Source data:
******************************

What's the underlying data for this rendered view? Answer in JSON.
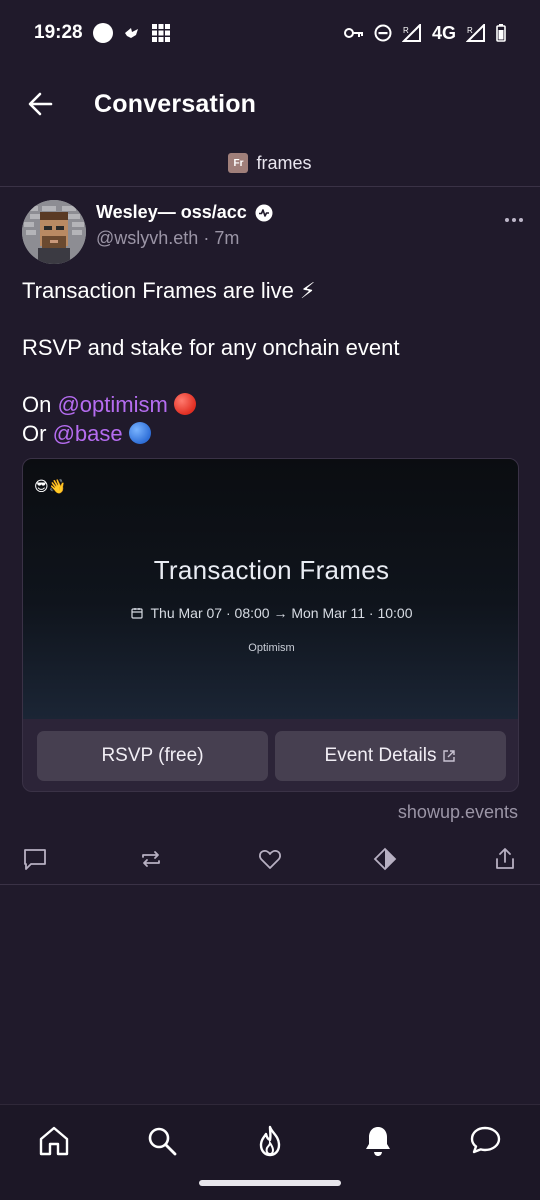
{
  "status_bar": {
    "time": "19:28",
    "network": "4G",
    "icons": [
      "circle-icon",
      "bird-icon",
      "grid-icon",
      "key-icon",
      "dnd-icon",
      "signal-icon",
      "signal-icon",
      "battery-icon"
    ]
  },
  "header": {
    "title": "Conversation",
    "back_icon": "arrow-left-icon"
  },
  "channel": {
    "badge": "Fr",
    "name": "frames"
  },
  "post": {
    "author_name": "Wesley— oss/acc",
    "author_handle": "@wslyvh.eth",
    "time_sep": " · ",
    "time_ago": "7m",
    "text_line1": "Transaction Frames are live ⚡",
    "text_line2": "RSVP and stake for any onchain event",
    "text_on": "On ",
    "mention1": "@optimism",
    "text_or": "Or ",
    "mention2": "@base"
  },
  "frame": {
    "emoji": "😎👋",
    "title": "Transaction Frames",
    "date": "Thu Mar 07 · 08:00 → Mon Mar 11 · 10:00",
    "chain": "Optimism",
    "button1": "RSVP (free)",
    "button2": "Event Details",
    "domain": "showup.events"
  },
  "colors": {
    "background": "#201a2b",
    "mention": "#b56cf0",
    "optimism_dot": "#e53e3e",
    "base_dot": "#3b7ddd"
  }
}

******************************

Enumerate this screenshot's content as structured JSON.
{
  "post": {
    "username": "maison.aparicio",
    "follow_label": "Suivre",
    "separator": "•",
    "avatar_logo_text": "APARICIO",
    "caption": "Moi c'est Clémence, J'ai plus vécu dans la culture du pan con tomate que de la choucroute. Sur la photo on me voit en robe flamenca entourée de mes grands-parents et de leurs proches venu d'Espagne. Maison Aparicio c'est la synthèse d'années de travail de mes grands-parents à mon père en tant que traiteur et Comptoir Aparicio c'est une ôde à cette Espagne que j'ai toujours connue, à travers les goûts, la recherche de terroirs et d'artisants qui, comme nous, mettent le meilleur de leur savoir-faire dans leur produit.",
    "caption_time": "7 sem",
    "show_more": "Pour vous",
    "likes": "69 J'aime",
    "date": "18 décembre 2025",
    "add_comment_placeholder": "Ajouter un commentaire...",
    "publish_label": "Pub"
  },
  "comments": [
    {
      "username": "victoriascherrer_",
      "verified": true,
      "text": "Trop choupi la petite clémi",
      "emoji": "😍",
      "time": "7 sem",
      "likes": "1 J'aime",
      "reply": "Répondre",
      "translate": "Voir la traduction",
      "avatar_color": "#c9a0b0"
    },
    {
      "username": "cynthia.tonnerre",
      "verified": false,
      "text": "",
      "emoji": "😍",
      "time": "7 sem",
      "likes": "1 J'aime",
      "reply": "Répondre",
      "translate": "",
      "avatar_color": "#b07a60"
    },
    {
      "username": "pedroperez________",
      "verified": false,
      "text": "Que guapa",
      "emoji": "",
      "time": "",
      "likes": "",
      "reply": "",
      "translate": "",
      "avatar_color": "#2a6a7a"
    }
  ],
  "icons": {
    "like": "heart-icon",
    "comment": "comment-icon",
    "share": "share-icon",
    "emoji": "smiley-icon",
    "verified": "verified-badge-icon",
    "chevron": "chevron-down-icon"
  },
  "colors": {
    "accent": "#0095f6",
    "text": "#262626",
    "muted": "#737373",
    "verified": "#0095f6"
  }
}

******************************

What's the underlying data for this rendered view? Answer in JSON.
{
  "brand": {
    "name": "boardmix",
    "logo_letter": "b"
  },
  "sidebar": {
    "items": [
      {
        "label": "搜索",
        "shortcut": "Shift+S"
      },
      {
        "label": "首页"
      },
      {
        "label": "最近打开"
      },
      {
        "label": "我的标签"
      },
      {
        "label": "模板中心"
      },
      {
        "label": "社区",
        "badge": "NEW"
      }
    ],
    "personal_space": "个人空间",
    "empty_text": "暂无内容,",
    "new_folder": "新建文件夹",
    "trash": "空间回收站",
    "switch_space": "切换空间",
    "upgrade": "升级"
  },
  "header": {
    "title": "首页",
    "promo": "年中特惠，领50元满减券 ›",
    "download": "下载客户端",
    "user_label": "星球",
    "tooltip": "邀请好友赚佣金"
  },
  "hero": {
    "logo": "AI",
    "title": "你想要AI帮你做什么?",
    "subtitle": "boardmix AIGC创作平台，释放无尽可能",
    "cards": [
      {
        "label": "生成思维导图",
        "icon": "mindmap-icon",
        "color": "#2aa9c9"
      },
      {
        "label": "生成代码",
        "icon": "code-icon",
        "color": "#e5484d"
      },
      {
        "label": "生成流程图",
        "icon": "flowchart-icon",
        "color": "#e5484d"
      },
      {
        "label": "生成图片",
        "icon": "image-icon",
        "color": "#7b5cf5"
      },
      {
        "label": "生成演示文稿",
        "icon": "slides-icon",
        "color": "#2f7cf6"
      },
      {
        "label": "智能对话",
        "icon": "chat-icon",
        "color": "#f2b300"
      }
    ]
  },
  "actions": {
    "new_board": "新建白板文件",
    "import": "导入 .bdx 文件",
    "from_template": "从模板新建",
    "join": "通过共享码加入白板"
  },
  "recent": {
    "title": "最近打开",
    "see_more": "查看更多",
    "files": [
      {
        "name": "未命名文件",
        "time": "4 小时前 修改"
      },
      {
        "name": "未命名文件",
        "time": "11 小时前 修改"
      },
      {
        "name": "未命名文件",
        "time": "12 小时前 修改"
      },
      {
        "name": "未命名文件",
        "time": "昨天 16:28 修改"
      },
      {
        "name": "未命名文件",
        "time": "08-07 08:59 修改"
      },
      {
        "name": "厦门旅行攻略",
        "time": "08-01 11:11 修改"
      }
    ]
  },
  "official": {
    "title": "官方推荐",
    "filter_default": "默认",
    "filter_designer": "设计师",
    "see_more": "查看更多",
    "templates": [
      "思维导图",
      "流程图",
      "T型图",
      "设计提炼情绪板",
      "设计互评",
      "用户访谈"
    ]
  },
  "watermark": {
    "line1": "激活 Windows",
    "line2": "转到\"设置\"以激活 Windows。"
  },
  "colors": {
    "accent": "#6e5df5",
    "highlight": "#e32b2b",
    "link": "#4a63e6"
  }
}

******************************

■ **Required task**: In the material above, find the lines that contain "boardmix" and show them.

■ **Written solution**:
    "name": "boardmix",
    "subtitle": "boardmix AIGC创作平台，释放无尽可能",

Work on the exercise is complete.